[START]
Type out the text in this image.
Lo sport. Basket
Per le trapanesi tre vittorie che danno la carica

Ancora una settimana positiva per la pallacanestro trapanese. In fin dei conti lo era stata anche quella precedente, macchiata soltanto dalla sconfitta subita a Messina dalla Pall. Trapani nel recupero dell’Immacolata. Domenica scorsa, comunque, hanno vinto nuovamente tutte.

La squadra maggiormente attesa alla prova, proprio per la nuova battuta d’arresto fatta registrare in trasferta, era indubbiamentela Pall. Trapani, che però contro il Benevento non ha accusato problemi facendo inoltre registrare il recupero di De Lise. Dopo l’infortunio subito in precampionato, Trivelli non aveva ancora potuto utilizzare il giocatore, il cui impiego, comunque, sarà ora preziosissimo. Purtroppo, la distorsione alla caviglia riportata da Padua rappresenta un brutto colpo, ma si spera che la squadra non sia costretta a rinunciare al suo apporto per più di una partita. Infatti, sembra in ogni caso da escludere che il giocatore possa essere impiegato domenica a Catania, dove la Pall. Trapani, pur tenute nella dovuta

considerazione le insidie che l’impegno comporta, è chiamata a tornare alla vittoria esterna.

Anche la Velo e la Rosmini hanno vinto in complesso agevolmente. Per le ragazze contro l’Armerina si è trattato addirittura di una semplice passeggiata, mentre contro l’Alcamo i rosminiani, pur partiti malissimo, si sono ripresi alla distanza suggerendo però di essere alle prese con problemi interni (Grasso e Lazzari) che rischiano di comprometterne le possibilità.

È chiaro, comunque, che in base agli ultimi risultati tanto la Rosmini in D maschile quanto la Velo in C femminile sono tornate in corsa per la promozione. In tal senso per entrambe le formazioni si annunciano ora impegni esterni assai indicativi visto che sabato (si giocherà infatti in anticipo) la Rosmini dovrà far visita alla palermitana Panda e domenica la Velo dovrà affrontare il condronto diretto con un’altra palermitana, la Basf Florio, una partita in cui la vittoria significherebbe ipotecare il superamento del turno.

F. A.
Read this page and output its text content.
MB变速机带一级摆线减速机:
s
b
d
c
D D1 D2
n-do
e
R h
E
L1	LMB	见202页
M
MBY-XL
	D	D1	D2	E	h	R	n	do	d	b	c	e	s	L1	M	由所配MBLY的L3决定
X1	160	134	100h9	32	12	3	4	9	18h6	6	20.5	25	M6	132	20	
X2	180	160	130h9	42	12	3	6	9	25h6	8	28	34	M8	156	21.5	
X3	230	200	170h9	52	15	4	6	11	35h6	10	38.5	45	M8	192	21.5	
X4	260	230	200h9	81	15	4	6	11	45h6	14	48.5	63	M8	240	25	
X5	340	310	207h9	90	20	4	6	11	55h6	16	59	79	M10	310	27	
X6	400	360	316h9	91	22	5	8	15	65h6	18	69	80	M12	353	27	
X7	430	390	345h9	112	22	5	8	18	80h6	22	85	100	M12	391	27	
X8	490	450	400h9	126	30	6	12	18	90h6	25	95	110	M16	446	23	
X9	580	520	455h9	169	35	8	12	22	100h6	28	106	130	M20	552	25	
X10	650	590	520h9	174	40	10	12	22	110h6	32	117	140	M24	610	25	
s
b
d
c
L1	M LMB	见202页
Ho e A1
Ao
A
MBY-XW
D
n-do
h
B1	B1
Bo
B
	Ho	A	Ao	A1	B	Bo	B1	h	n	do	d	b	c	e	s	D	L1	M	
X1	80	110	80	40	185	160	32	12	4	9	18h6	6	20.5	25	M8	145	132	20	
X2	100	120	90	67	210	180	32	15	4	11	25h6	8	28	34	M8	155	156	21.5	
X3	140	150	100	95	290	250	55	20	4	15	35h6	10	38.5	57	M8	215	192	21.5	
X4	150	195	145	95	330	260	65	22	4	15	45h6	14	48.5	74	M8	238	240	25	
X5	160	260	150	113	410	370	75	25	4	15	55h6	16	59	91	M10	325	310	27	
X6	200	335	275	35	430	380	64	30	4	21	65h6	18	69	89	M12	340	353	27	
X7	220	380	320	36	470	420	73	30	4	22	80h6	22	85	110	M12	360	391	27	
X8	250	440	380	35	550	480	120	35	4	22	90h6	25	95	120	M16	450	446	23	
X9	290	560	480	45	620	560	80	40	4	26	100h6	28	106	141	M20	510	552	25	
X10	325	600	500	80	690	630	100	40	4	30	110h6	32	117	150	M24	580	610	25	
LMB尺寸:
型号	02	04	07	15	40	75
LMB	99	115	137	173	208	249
[END]
(DIRECTIONS FOR THIS TASK)
Repeat each record exactly. Omit nothing.

(IN RESPONSE)
Type out the text in this image.
Lo sport. Basket
Per le trapanesi tre vittorie che danno la carica

Ancora una settimana positiva per la pallacanestro trapanese. In fin dei conti lo era stata anche quella precedente, macchiata soltanto dalla sconfitta subita a Messina dalla Pall. Trapani nel recupero dell’Immacolata. Domenica scorsa, comunque, hanno vinto nuovamente tutte.

La squadra maggiormente attesa alla prova, proprio per la nuova battuta d’arresto fatta registrare in trasferta, era indubbiamentela Pall. Trapani, che però contro il Benevento non ha accusato problemi facendo inoltre registrare il recupero di De Lise. Dopo l’infortunio subito in precampionato, Trivelli non aveva ancora potuto utilizzare il giocatore, il cui impiego, comunque, sarà ora preziosissimo. Purtroppo, la distorsione alla caviglia riportata da Padua rappresenta un brutto colpo, ma si spera che la squadra non sia costretta a rinunciare al suo apporto per più di una partita. Infatti, sembra in ogni caso da escludere che il giocatore possa essere impiegato domenica a Catania, dove la Pall. Trapani, pur tenute nella dovuta

considerazione le insidie che l’impegno comporta, è chiamata a tornare alla vittoria esterna.

Anche la Velo e la Rosmini hanno vinto in complesso agevolmente. Per le ragazze contro l’Armerina si è trattato addirittura di una semplice passeggiata, mentre contro l’Alcamo i rosminiani, pur partiti malissimo, si sono ripresi alla distanza suggerendo però di essere alle prese con problemi interni (Grasso e Lazzari) che rischiano di comprometterne le possibilità.

È chiaro, comunque, che in base agli ultimi risultati tanto la Rosmini in D maschile quanto la Velo in C femminile sono tornate in corsa per la promozione. In tal senso per entrambe le formazioni si annunciano ora impegni esterni assai indicativi visto che sabato (si giocherà infatti in anticipo) la Rosmini dovrà far visita alla palermitana Panda e domenica la Velo dovrà affrontare il condronto diretto con un’altra palermitana, la Basf Florio, una partita in cui la vittoria significherebbe ipotecare il superamento del turno.

F. A.
Read this page and output its text content.
MB变速机带一级摆线减速机:
s
b
d
c
D D1 D2
n-do
e
R h
E
L1	LMB	见202页
M
MBY-XL
	D	D1	D2	E	h	R	n	do	d	b	c	e	s	L1	M	由所配MBLY的L3决定
X1	160	134	100h9	32	12	3	4	9	18h6	6	20.5	25	M6	132	20	
X2	180	160	130h9	42	12	3	6	9	25h6	8	28	34	M8	156	21.5	
X3	230	200	170h9	52	15	4	6	11	35h6	10	38.5	45	M8	192	21.5	
X4	260	230	200h9	81	15	4	6	11	45h6	14	48.5	63	M8	240	25	
X5	340	310	207h9	90	20	4	6	11	55h6	16	59	79	M10	310	27	
X6	400	360	316h9	91	22	5	8	15	65h6	18	69	80	M12	353	27	
X7	430	390	345h9	112	22	5	8	18	80h6	22	85	100	M12	391	27	
X8	490	450	400h9	126	30	6	12	18	90h6	25	95	110	M16	446	23	
X9	580	520	455h9	169	35	8	12	22	100h6	28	106	130	M20	552	25	
X10	650	590	520h9	174	40	10	12	22	110h6	32	117	140	M24	610	25	
s
b
d
c
L1	M LMB	见202页
Ho e A1
Ao
A
MBY-XW
D
n-do
h
B1	B1
Bo
B
	Ho	A	Ao	A1	B	Bo	B1	h	n	do	d	b	c	e	s	D	L1	M	
X1	80	110	80	40	185	160	32	12	4	9	18h6	6	20.5	25	M8	145	132	20	
X2	100	120	90	67	210	180	32	15	4	11	25h6	8	28	34	M8	155	156	21.5	
X3	140	150	100	95	290	250	55	20	4	15	35h6	10	38.5	57	M8	215	192	21.5	
X4	150	195	145	95	330	260	65	22	4	15	45h6	14	48.5	74	M8	238	240	25	
X5	160	260	150	113	410	370	75	25	4	15	55h6	16	59	91	M10	325	310	27	
X6	200	335	275	35	430	380	64	30	4	21	65h6	18	69	89	M12	340	353	27	
X7	220	380	320	36	470	420	73	30	4	22	80h6	22	85	110	M12	360	391	27	
X8	250	440	380	35	550	480	120	35	4	22	90h6	25	95	120	M16	450	446	23	
X9	290	560	480	45	620	560	80	40	4	26	100h6	28	106	141	M20	510	552	25	
X10	325	600	500	80	690	630	100	40	4	30	110h6	32	117	150	M24	580	610	25	
LMB尺寸:
型号	02	04	07	15	40	75
LMB	99	115	137	173	208	249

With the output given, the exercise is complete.